*WORK TO DO*
Copy out each of the following records word for word, leaving out the pictures.

*DATA TO PROCESS*
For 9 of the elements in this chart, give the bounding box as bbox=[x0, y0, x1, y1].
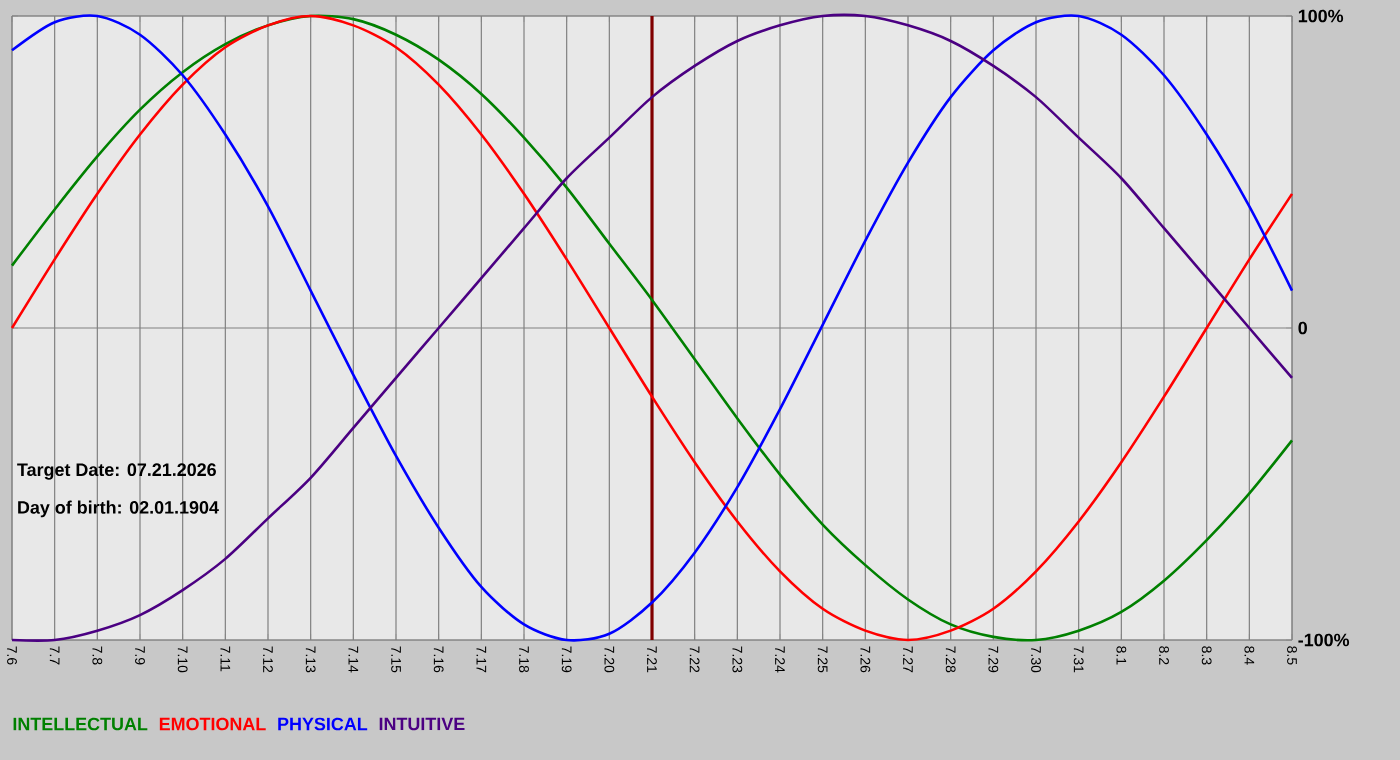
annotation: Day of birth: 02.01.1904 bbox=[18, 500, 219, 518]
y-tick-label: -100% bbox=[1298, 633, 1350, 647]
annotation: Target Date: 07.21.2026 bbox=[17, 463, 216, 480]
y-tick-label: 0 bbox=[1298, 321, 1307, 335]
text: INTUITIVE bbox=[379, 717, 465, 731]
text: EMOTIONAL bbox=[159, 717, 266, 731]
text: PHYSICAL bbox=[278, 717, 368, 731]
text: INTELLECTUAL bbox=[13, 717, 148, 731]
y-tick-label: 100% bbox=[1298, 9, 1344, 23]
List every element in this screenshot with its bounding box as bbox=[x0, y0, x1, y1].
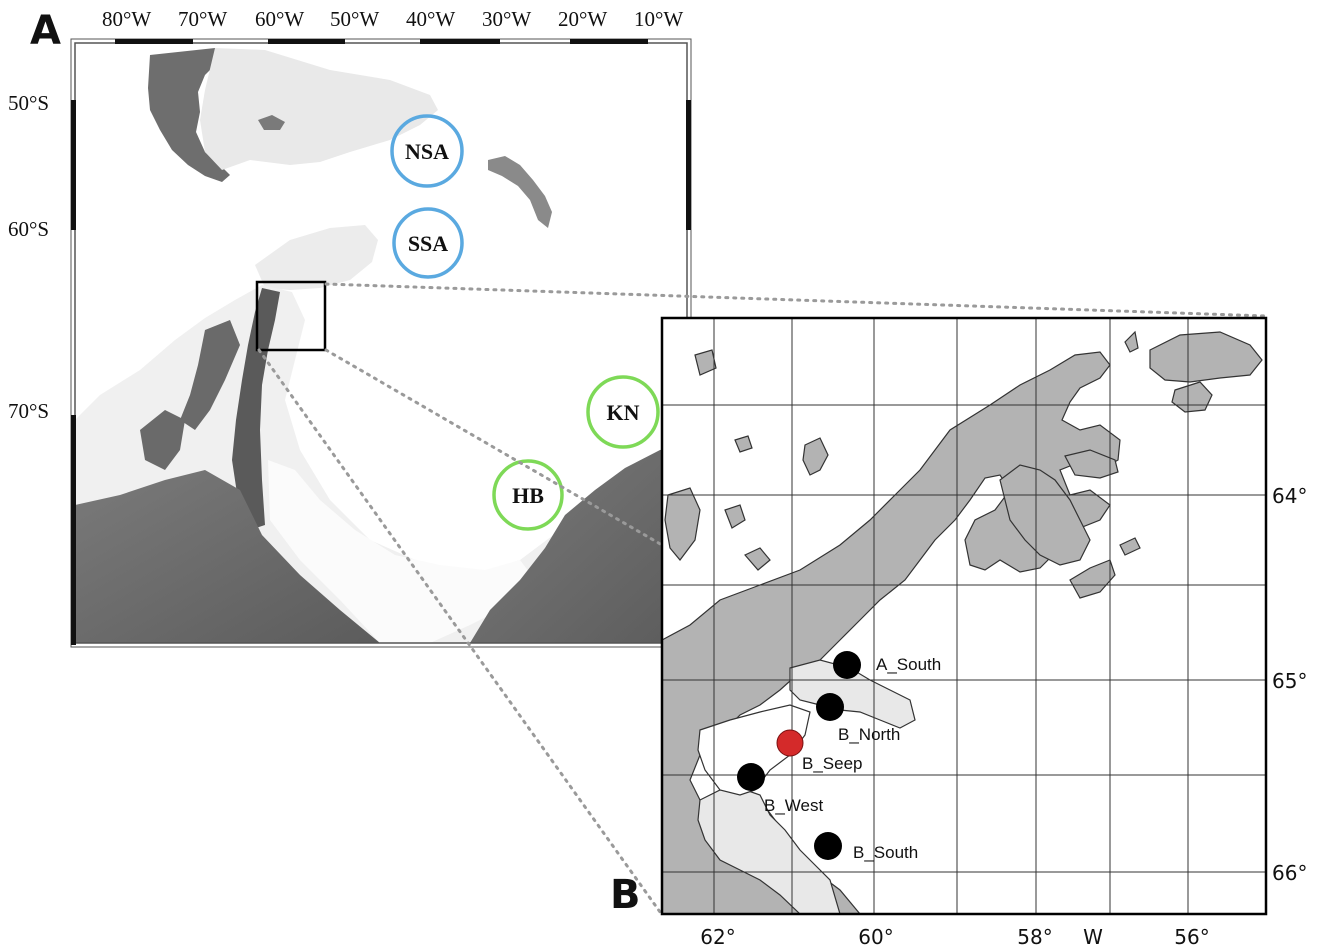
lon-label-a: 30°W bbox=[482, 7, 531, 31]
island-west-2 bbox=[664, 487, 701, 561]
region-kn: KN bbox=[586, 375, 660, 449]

*RESULT OF THE TASK*
For 9 of the elements in this chart, give the bounding box as bbox=[x0, y0, x1, y1].
annotation: Day of birth: 02.01.1904 bbox=[18, 500, 219, 518]
y-tick-label: -100% bbox=[1298, 633, 1350, 647]
annotation: Target Date: 07.21.2026 bbox=[17, 463, 216, 480]
y-tick-label: 0 bbox=[1298, 321, 1307, 335]
text: INTUITIVE bbox=[379, 717, 465, 731]
text: EMOTIONAL bbox=[159, 717, 266, 731]
text: PHYSICAL bbox=[278, 717, 368, 731]
text: INTELLECTUAL bbox=[13, 717, 148, 731]
y-tick-label: 100% bbox=[1298, 9, 1344, 23]
List every element in this screenshot with its bounding box as bbox=[x0, y0, x1, y1].
lon-label-a: 30°W bbox=[482, 7, 531, 31]
island-west-2 bbox=[664, 487, 701, 561]
region-kn: KN bbox=[586, 375, 660, 449]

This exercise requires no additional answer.